INFORMATION SHOWN -
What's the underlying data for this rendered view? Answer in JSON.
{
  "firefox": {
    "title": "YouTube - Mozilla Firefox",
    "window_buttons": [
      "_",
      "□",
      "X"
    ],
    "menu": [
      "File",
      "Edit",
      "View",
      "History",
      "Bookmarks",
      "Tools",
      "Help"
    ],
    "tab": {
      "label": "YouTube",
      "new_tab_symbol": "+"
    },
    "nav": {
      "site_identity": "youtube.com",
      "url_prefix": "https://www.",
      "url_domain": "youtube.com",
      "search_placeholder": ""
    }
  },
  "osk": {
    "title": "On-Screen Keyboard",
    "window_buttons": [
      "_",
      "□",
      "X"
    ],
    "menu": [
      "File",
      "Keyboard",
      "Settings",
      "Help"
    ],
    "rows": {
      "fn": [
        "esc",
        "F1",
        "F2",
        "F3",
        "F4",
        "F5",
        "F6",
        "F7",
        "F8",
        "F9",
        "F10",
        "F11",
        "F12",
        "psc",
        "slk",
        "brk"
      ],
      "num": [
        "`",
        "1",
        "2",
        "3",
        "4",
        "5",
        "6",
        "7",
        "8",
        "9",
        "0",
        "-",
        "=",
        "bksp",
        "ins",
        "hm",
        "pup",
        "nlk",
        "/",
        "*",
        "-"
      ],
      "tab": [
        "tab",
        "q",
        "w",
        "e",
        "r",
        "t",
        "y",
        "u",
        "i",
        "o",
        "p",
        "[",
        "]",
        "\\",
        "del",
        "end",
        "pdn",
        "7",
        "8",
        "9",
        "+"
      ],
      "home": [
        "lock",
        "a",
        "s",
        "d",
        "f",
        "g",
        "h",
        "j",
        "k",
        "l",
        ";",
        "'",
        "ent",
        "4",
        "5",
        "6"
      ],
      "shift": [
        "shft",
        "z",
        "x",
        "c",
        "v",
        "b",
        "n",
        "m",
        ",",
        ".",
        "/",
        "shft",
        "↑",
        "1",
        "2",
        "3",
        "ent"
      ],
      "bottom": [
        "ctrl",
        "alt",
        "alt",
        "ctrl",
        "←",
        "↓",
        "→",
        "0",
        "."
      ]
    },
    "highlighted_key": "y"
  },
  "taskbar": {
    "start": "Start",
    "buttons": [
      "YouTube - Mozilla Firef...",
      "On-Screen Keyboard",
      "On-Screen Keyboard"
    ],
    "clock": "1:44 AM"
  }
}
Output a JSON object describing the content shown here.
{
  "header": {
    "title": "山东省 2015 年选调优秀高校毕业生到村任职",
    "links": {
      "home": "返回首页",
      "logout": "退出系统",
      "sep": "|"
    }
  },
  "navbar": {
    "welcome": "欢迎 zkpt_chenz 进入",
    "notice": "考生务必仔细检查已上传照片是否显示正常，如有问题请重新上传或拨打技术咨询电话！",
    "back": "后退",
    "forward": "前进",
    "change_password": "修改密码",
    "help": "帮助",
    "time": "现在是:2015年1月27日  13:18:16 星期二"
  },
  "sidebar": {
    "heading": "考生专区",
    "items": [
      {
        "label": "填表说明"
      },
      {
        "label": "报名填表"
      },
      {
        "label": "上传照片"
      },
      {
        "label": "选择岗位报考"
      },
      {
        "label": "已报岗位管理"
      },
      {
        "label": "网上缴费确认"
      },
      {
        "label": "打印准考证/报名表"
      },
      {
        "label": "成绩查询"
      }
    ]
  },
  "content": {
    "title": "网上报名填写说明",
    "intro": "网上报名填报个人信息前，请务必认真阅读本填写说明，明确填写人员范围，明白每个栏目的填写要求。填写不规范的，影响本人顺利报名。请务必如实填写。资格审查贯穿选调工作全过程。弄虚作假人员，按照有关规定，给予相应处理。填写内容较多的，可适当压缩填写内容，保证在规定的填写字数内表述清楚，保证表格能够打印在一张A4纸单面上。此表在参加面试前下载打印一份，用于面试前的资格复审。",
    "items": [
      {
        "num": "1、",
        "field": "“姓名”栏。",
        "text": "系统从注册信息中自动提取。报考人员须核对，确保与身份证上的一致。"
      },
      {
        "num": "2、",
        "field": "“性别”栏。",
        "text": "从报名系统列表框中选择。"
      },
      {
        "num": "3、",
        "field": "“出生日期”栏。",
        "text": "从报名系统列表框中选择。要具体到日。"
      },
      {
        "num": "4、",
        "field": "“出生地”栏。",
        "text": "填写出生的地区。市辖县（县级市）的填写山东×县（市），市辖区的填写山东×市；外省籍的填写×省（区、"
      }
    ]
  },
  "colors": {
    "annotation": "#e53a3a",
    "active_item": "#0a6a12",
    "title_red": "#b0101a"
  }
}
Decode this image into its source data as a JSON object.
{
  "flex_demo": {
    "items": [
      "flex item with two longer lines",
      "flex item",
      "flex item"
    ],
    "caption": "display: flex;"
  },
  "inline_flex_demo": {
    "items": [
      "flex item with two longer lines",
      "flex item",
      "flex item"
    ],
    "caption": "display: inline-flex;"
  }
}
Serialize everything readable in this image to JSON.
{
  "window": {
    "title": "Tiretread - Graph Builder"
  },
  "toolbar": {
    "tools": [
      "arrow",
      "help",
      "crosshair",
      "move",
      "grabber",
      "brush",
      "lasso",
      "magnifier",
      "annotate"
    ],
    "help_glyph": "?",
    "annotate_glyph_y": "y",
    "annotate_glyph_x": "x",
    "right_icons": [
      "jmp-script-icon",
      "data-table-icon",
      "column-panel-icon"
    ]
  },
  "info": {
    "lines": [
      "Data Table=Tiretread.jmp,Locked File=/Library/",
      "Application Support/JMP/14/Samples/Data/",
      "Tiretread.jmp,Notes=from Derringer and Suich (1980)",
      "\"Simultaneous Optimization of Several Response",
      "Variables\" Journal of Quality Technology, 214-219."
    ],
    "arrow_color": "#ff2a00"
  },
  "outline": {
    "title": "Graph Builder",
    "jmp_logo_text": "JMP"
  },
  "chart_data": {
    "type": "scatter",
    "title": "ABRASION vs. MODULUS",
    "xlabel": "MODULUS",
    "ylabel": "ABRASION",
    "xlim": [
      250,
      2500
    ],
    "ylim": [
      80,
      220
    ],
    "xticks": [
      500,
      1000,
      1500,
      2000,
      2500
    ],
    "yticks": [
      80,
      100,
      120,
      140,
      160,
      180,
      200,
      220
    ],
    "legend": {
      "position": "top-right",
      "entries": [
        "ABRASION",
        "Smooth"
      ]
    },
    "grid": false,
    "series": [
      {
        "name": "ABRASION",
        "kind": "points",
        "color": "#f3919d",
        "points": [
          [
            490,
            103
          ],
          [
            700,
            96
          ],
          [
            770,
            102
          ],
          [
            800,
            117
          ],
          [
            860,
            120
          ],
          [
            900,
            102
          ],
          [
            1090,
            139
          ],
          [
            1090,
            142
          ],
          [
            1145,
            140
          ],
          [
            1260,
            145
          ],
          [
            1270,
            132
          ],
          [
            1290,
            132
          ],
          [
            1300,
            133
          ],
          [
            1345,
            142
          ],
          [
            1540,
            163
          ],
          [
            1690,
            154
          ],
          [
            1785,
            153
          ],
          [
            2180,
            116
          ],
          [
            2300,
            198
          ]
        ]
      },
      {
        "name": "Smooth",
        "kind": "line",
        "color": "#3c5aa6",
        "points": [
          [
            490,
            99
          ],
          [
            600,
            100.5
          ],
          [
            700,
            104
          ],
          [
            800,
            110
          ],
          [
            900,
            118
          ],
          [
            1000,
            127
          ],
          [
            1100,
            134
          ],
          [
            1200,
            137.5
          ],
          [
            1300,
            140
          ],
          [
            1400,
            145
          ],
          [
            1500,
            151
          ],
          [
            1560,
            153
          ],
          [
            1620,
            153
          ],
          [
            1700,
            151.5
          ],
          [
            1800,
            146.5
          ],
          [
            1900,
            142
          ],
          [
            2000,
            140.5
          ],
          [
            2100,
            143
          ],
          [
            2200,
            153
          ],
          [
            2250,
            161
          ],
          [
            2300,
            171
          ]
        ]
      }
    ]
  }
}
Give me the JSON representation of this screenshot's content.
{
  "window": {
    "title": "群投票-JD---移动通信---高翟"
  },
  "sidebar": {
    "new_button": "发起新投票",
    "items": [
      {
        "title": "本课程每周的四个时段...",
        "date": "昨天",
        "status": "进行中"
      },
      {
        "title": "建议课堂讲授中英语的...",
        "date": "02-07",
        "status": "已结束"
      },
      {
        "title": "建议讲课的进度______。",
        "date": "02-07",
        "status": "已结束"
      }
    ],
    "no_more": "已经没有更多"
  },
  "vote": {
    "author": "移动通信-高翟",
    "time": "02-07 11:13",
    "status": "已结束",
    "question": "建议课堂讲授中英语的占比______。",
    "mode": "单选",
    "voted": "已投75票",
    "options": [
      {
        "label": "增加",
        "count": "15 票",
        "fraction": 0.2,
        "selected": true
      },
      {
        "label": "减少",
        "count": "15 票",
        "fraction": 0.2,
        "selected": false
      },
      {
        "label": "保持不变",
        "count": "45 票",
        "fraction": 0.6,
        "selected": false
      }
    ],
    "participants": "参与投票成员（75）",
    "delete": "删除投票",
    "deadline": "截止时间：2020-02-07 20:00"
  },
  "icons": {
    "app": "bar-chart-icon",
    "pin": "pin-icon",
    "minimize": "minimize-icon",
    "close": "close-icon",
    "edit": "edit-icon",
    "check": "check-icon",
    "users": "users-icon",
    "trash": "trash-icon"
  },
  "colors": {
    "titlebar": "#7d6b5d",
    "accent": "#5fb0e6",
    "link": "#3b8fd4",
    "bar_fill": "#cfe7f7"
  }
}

PROBLEM STATEMENT - Find the lines holding "MODULUS" and list every one.

EXPECTED OUTPUT -
    "title": "ABRASION vs. MODULUS",
    "xlabel": "MODULUS",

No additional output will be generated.